Dataset listings of figures:
***

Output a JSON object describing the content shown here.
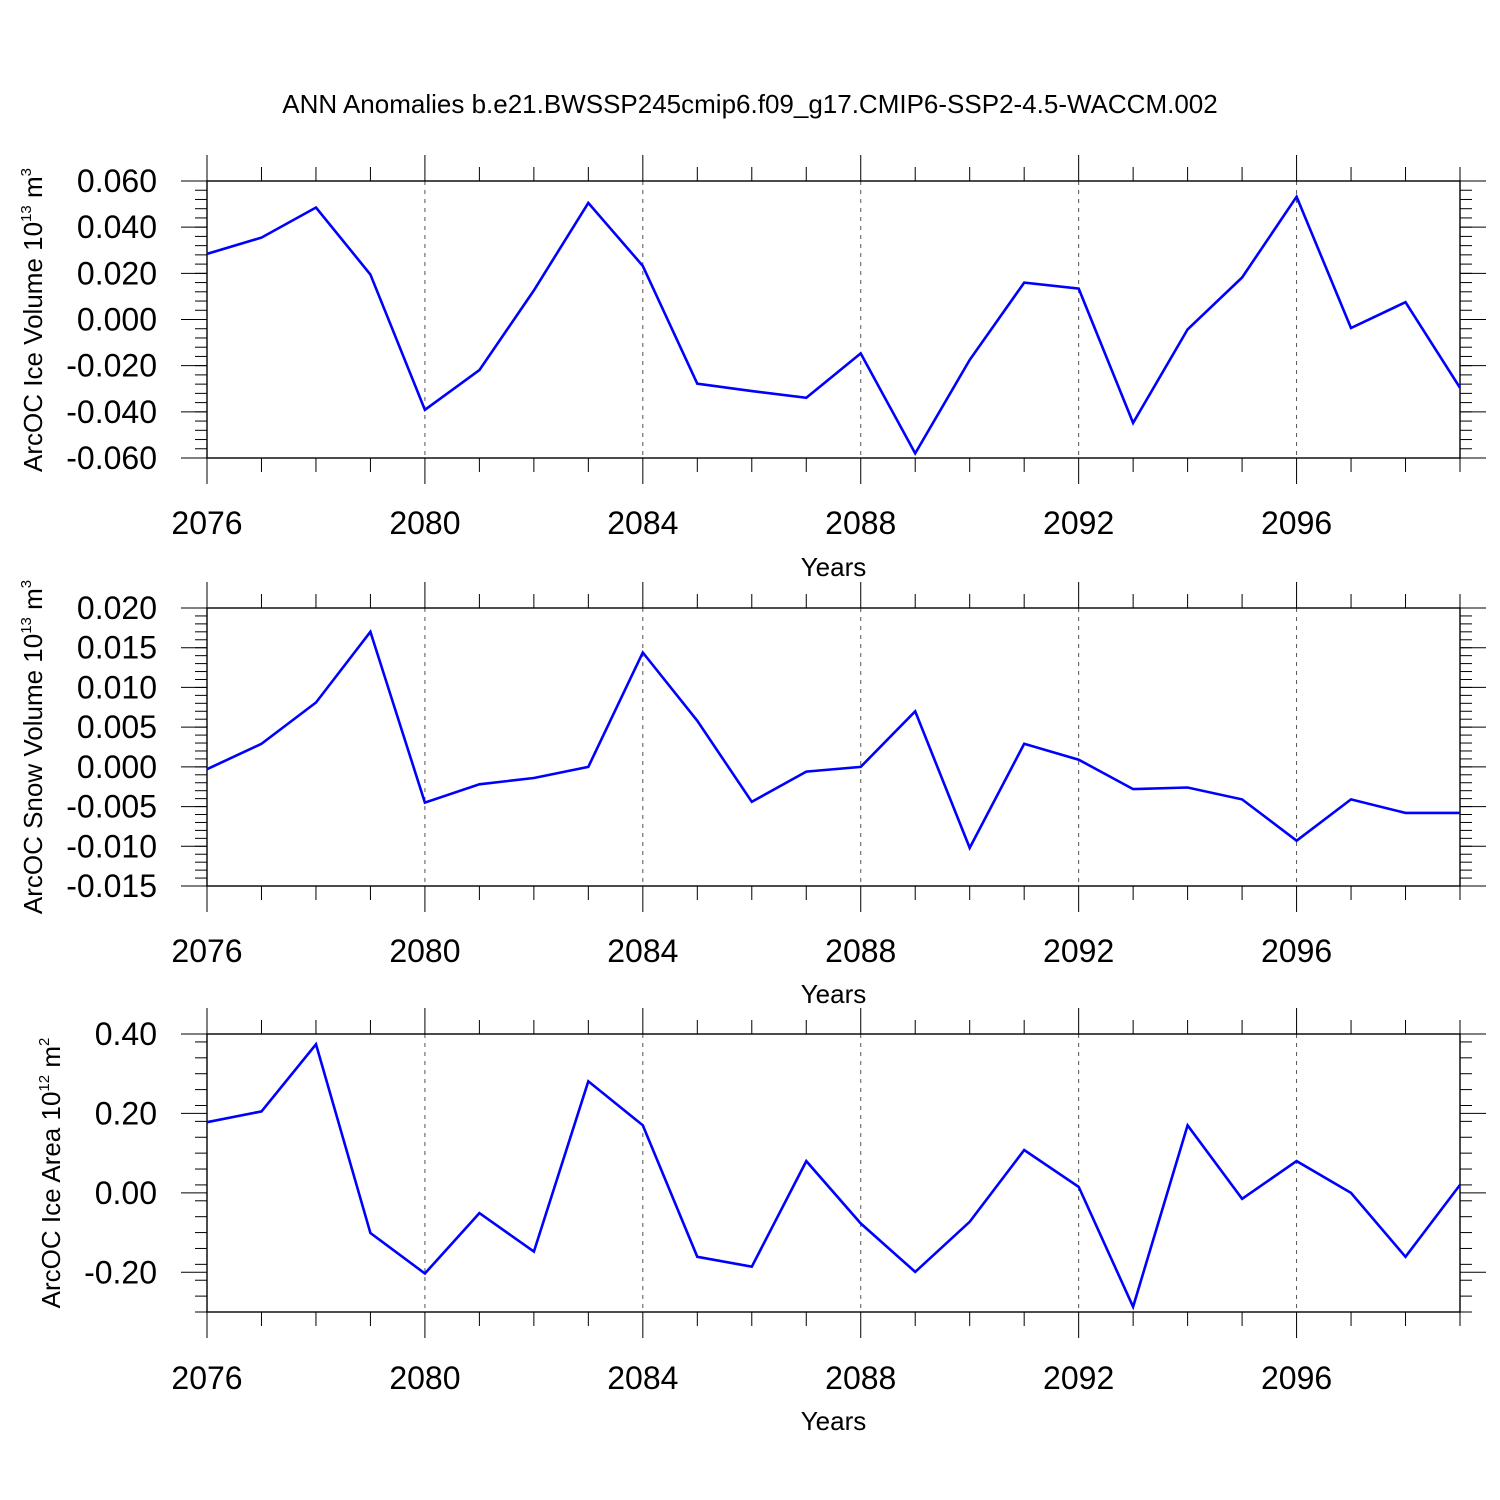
{
  "title": "ANN Anomalies b.e21.BWSSP245cmip6.f09_g17.CMIP6-SSP2-4.5-WACCM.002",
  "colors": {
    "line": "#0000ff",
    "axis": "#000000",
    "grid": "#555555"
  },
  "chart_data": [
    {
      "type": "line",
      "ylabel": {
        "main": "ArcOC Ice Volume 10",
        "sup": "13",
        "unit": " m",
        "unit_sup": "3"
      },
      "xlabel": "Years",
      "xlim": [
        2076,
        2099
      ],
      "xticks": [
        2076,
        2080,
        2084,
        2088,
        2092,
        2096
      ],
      "ylim": [
        -0.06,
        0.06
      ],
      "yticks": [
        -0.06,
        -0.04,
        -0.02,
        0.0,
        0.02,
        0.04,
        0.06
      ],
      "ytick_labels": [
        "-0.060",
        "-0.040",
        "-0.020",
        "0.000",
        "0.020",
        "0.040",
        "0.060"
      ],
      "grid": "vertical dashed at major x ticks",
      "x": [
        2076,
        2077,
        2078,
        2079,
        2080,
        2081,
        2082,
        2083,
        2084,
        2085,
        2086,
        2087,
        2088,
        2089,
        2090,
        2091,
        2092,
        2093,
        2094,
        2095,
        2096,
        2097,
        2098,
        2099
      ],
      "values": [
        0.0284,
        0.0355,
        0.0485,
        0.0195,
        -0.0391,
        -0.0219,
        0.0126,
        0.0505,
        0.0232,
        -0.0278,
        -0.031,
        -0.0339,
        -0.0147,
        -0.058,
        -0.0175,
        0.016,
        0.0134,
        -0.0448,
        -0.0043,
        0.0182,
        0.0532,
        -0.0037,
        0.0075,
        -0.0296
      ]
    },
    {
      "type": "line",
      "ylabel": {
        "main": "ArcOC Snow Volume 10",
        "sup": "13",
        "unit": " m",
        "unit_sup": "3"
      },
      "xlabel": "Years",
      "xlim": [
        2076,
        2099
      ],
      "xticks": [
        2076,
        2080,
        2084,
        2088,
        2092,
        2096
      ],
      "ylim": [
        -0.015,
        0.02
      ],
      "yticks": [
        -0.015,
        -0.01,
        -0.005,
        0.0,
        0.005,
        0.01,
        0.015,
        0.02
      ],
      "ytick_labels": [
        "-0.015",
        "-0.010",
        "-0.005",
        "0.000",
        "0.005",
        "0.010",
        "0.015",
        "0.020"
      ],
      "grid": "vertical dashed at major x ticks",
      "x": [
        2076,
        2077,
        2078,
        2079,
        2080,
        2081,
        2082,
        2083,
        2084,
        2085,
        2086,
        2087,
        2088,
        2089,
        2090,
        2091,
        2092,
        2093,
        2094,
        2095,
        2096,
        2097,
        2098,
        2099
      ],
      "values": [
        -0.0003,
        0.0029,
        0.0081,
        0.017,
        -0.0045,
        -0.0022,
        -0.0014,
        0.0,
        0.0144,
        0.0058,
        -0.0044,
        -0.0006,
        0.0,
        0.007,
        -0.0102,
        0.0029,
        0.0009,
        -0.0028,
        -0.0026,
        -0.0041,
        -0.0093,
        -0.0041,
        -0.0058,
        -0.0058
      ]
    },
    {
      "type": "line",
      "ylabel": {
        "main": "ArcOC Ice Area 10",
        "sup": "12",
        "unit": " m",
        "unit_sup": "2"
      },
      "xlabel": "Years",
      "xlim": [
        2076,
        2099
      ],
      "xticks": [
        2076,
        2080,
        2084,
        2088,
        2092,
        2096
      ],
      "ylim": [
        -0.3,
        0.4
      ],
      "yticks": [
        -0.2,
        0.0,
        0.2,
        0.4
      ],
      "ytick_labels": [
        "-0.20",
        "0.00",
        "0.20",
        "0.40"
      ],
      "minor_yticks": [
        -0.3,
        -0.25,
        -0.15,
        -0.1,
        -0.05,
        0.05,
        0.1,
        0.15,
        0.25,
        0.3,
        0.35
      ],
      "grid": "vertical dashed at major x ticks",
      "x": [
        2076,
        2077,
        2078,
        2079,
        2080,
        2081,
        2082,
        2083,
        2084,
        2085,
        2086,
        2087,
        2088,
        2089,
        2090,
        2091,
        2092,
        2093,
        2094,
        2095,
        2096,
        2097,
        2098,
        2099
      ],
      "values": [
        0.178,
        0.205,
        0.374,
        -0.101,
        -0.203,
        -0.051,
        -0.148,
        0.281,
        0.17,
        -0.161,
        -0.186,
        0.08,
        -0.077,
        -0.199,
        -0.073,
        0.108,
        0.015,
        -0.287,
        0.17,
        -0.015,
        0.08,
        0.0,
        -0.161,
        0.02
      ]
    }
  ]
}
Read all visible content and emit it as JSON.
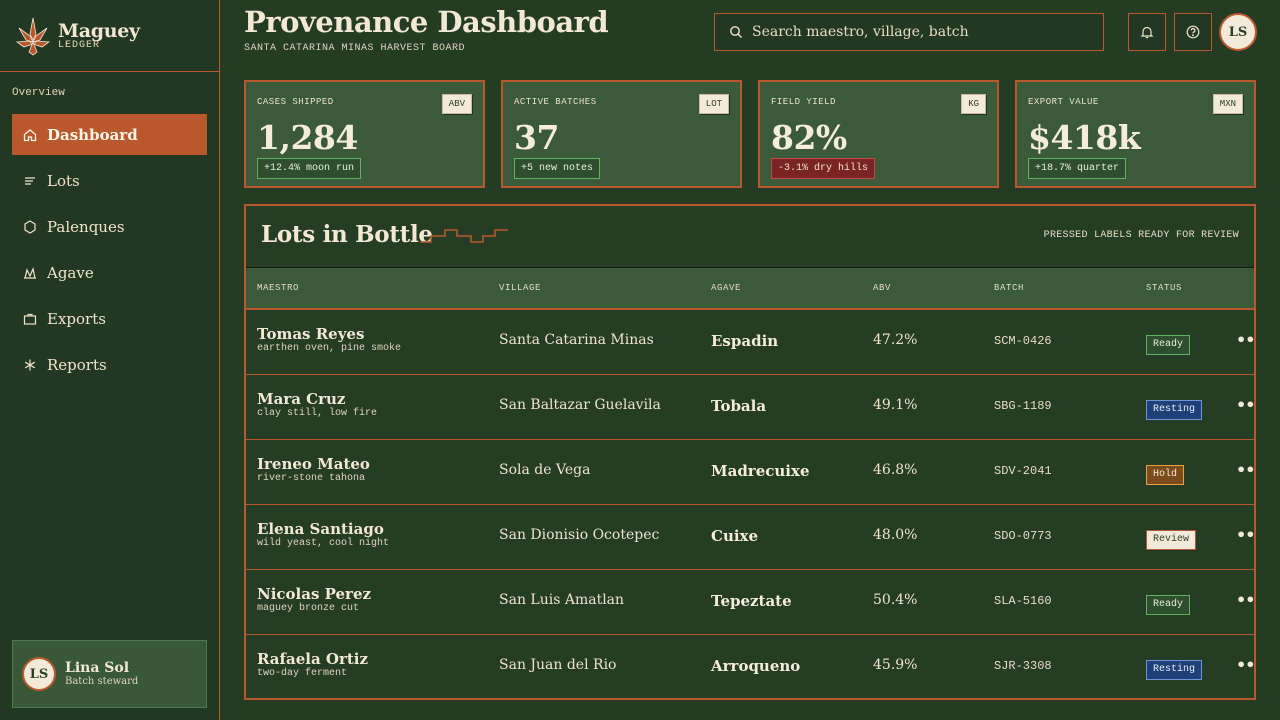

***

The entries above should be reproduced exactly, without their pictures.

■ RESULT FOR THIS TASK:
Output a JSON object describing the content shown here.
{
  "title": "ANN Anomalies b.e21.BWSSP245cmip6.f09_g17.CMIP6-SSP2-4.5-WACCM.002",
  "colors": {
    "line": "#0000ff",
    "axis": "#000000",
    "grid": "#555555"
  },
  "chart_data": [
    {
      "type": "line",
      "ylabel": {
        "main": "ArcOC Ice Volume 10",
        "sup": "13",
        "unit": " m",
        "unit_sup": "3"
      },
      "xlabel": "Years",
      "xlim": [
        2076,
        2099
      ],
      "xticks": [
        2076,
        2080,
        2084,
        2088,
        2092,
        2096
      ],
      "ylim": [
        -0.06,
        0.06
      ],
      "yticks": [
        -0.06,
        -0.04,
        -0.02,
        0.0,
        0.02,
        0.04,
        0.06
      ],
      "ytick_labels": [
        "-0.060",
        "-0.040",
        "-0.020",
        "0.000",
        "0.020",
        "0.040",
        "0.060"
      ],
      "grid": "vertical dashed at major x ticks",
      "x": [
        2076,
        2077,
        2078,
        2079,
        2080,
        2081,
        2082,
        2083,
        2084,
        2085,
        2086,
        2087,
        2088,
        2089,
        2090,
        2091,
        2092,
        2093,
        2094,
        2095,
        2096,
        2097,
        2098,
        2099
      ],
      "values": [
        0.0284,
        0.0355,
        0.0485,
        0.0195,
        -0.0391,
        -0.0219,
        0.0126,
        0.0505,
        0.0232,
        -0.0278,
        -0.031,
        -0.0339,
        -0.0147,
        -0.058,
        -0.0175,
        0.016,
        0.0134,
        -0.0448,
        -0.0043,
        0.0182,
        0.0532,
        -0.0037,
        0.0075,
        -0.0296
      ]
    },
    {
      "type": "line",
      "ylabel": {
        "main": "ArcOC Snow Volume 10",
        "sup": "13",
        "unit": " m",
        "unit_sup": "3"
      },
      "xlabel": "Years",
      "xlim": [
        2076,
        2099
      ],
      "xticks": [
        2076,
        2080,
        2084,
        2088,
        2092,
        2096
      ],
      "ylim": [
        -0.015,
        0.02
      ],
      "yticks": [
        -0.015,
        -0.01,
        -0.005,
        0.0,
        0.005,
        0.01,
        0.015,
        0.02
      ],
      "ytick_labels": [
        "-0.015",
        "-0.010",
        "-0.005",
        "0.000",
        "0.005",
        "0.010",
        "0.015",
        "0.020"
      ],
      "grid": "vertical dashed at major x ticks",
      "x": [
        2076,
        2077,
        2078,
        2079,
        2080,
        2081,
        2082,
        2083,
        2084,
        2085,
        2086,
        2087,
        2088,
        2089,
        2090,
        2091,
        2092,
        2093,
        2094,
        2095,
        2096,
        2097,
        2098,
        2099
      ],
      "values": [
        -0.0003,
        0.0029,
        0.0081,
        0.017,
        -0.0045,
        -0.0022,
        -0.0014,
        0.0,
        0.0144,
        0.0058,
        -0.0044,
        -0.0006,
        0.0,
        0.007,
        -0.0102,
        0.0029,
        0.0009,
        -0.0028,
        -0.0026,
        -0.0041,
        -0.0093,
        -0.0041,
        -0.0058,
        -0.0058
      ]
    },
    {
      "type": "line",
      "ylabel": {
        "main": "ArcOC Ice Area 10",
        "sup": "12",
        "unit": " m",
        "unit_sup": "2"
      },
      "xlabel": "Years",
      "xlim": [
        2076,
        2099
      ],
      "xticks": [
        2076,
        2080,
        2084,
        2088,
        2092,
        2096
      ],
      "ylim": [
        -0.3,
        0.4
      ],
      "yticks": [
        -0.2,
        0.0,
        0.2,
        0.4
      ],
      "ytick_labels": [
        "-0.20",
        "0.00",
        "0.20",
        "0.40"
      ],
      "minor_yticks": [
        -0.3,
        -0.25,
        -0.15,
        -0.1,
        -0.05,
        0.05,
        0.1,
        0.15,
        0.25,
        0.3,
        0.35
      ],
      "grid": "vertical dashed at major x ticks",
      "x": [
        2076,
        2077,
        2078,
        2079,
        2080,
        2081,
        2082,
        2083,
        2084,
        2085,
        2086,
        2087,
        2088,
        2089,
        2090,
        2091,
        2092,
        2093,
        2094,
        2095,
        2096,
        2097,
        2098,
        2099
      ],
      "values": [
        0.178,
        0.205,
        0.374,
        -0.101,
        -0.203,
        -0.051,
        -0.148,
        0.281,
        0.17,
        -0.161,
        -0.186,
        0.08,
        -0.077,
        -0.199,
        -0.073,
        0.108,
        0.015,
        -0.287,
        0.17,
        -0.015,
        0.08,
        0.0,
        -0.161,
        0.02
      ]
    }
  ]
}
Read all visible content and emit it as JSON.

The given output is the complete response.